# Directions:
Report how many lines hold the word "diagnosed"; give nothing but the number.

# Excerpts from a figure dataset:

---+---

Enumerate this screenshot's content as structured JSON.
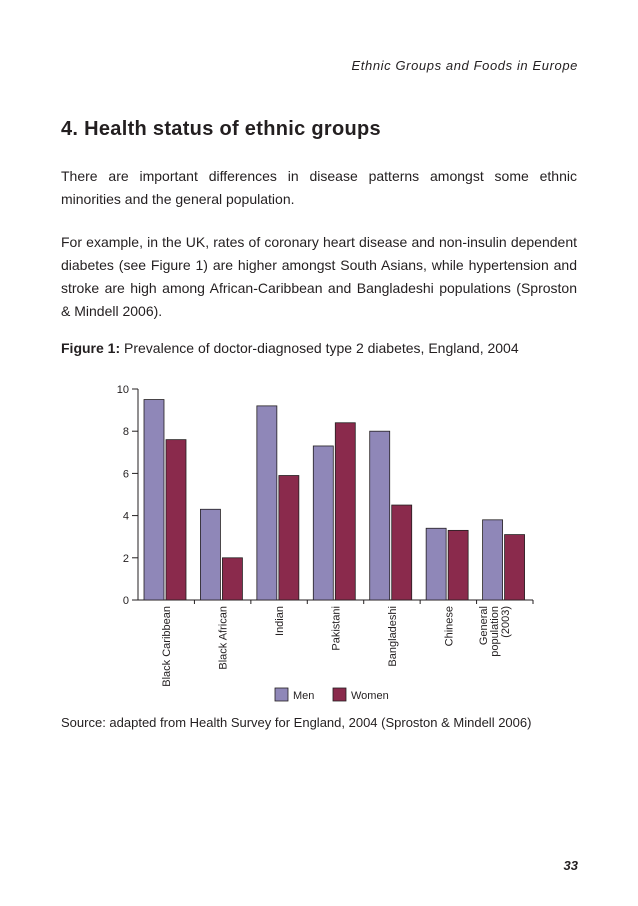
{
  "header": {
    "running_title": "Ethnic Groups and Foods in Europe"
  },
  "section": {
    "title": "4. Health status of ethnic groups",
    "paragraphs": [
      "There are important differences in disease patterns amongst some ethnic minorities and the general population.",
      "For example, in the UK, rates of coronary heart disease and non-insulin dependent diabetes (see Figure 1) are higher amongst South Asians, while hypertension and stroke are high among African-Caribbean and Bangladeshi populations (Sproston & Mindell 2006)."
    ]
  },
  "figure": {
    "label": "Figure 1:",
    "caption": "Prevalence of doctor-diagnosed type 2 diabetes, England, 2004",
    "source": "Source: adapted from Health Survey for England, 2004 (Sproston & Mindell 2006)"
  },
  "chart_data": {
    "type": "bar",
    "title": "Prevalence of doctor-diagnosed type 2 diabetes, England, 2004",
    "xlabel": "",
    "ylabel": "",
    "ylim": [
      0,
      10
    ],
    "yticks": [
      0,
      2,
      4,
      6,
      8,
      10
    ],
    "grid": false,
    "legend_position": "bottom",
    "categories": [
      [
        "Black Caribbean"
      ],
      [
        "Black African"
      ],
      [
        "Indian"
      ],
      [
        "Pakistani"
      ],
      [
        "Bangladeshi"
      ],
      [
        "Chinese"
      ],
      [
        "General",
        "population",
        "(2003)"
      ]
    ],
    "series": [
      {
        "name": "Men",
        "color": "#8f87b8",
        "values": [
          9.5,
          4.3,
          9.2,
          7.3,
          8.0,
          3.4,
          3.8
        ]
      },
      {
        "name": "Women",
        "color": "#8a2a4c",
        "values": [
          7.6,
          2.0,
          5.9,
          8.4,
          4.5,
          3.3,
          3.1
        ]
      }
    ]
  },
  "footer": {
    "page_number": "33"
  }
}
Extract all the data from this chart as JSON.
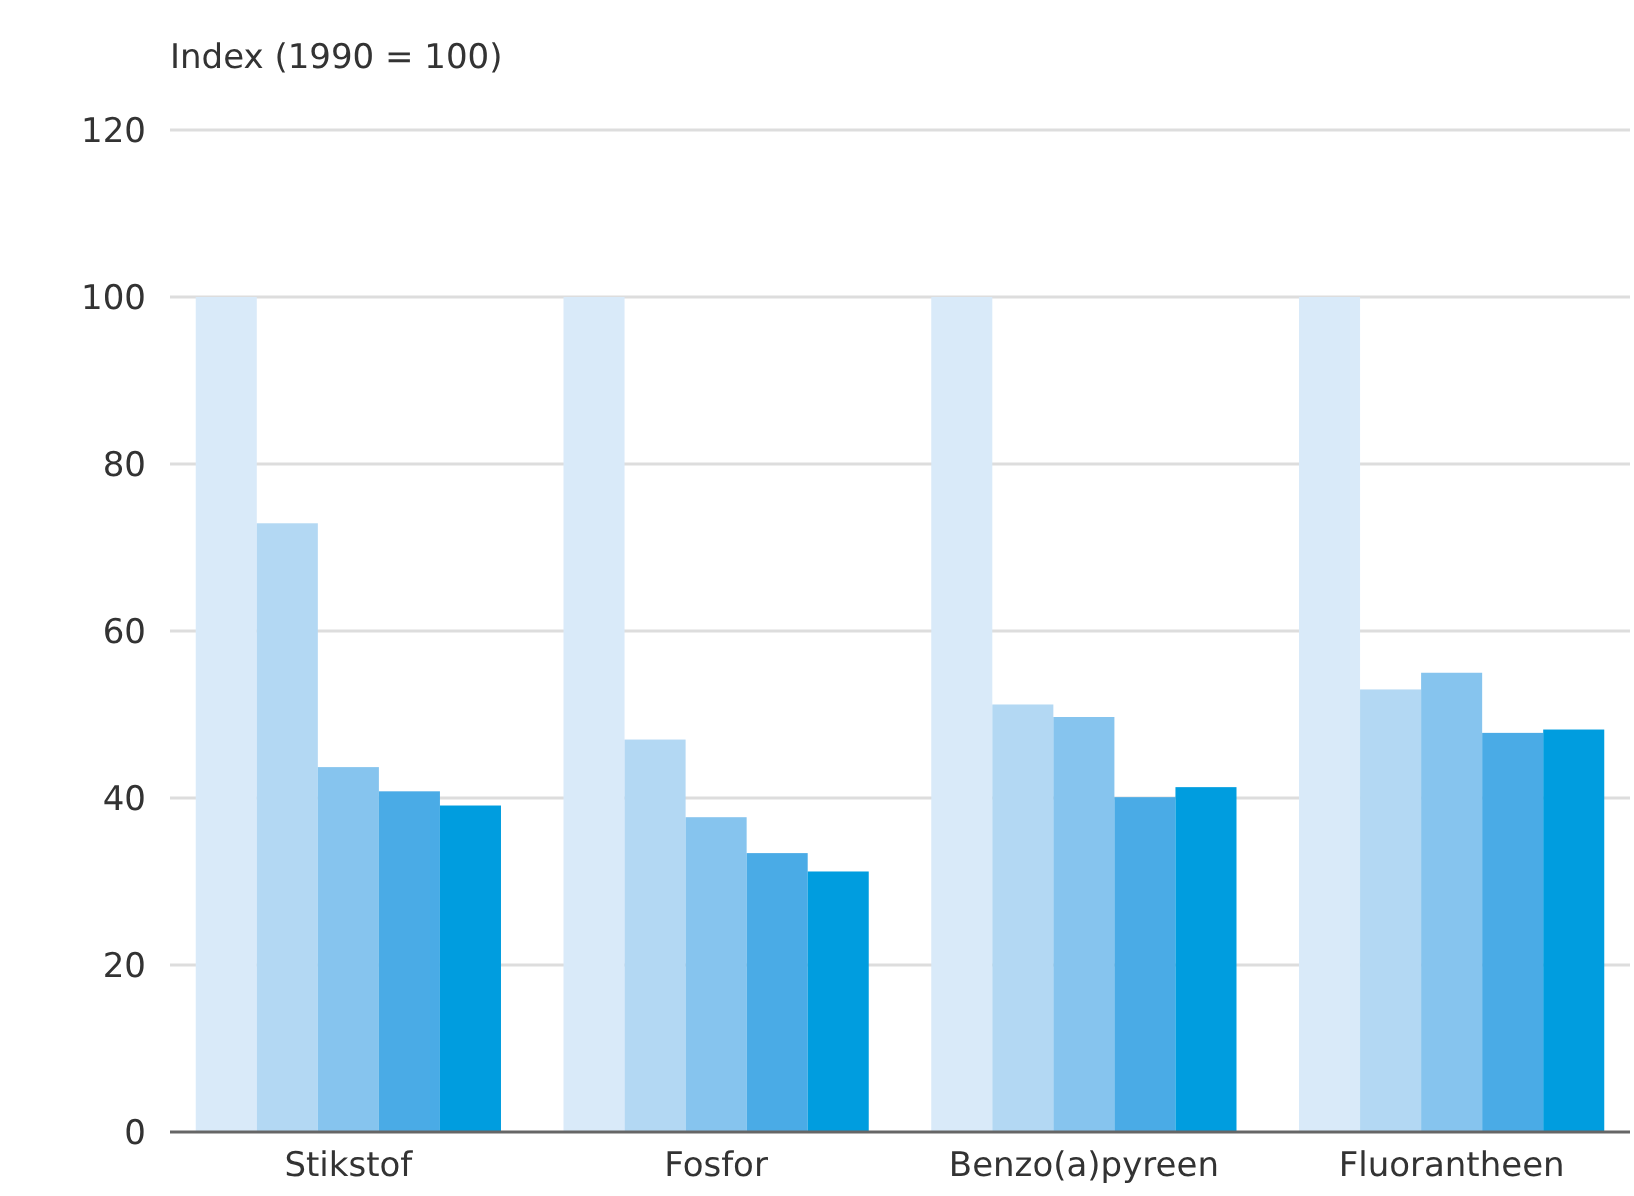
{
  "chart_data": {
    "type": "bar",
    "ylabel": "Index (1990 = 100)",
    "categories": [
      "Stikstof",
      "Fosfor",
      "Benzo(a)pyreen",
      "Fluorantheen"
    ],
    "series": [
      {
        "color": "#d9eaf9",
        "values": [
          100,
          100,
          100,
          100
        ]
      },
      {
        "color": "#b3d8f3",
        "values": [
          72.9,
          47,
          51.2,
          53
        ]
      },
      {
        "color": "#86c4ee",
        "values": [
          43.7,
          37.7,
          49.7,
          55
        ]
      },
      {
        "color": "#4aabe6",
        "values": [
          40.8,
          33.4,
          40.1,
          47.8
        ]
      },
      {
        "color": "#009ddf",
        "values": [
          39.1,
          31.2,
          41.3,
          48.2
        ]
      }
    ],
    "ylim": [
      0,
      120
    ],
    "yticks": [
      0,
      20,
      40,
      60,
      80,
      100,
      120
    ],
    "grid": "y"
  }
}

---+---

# Exercise response:
2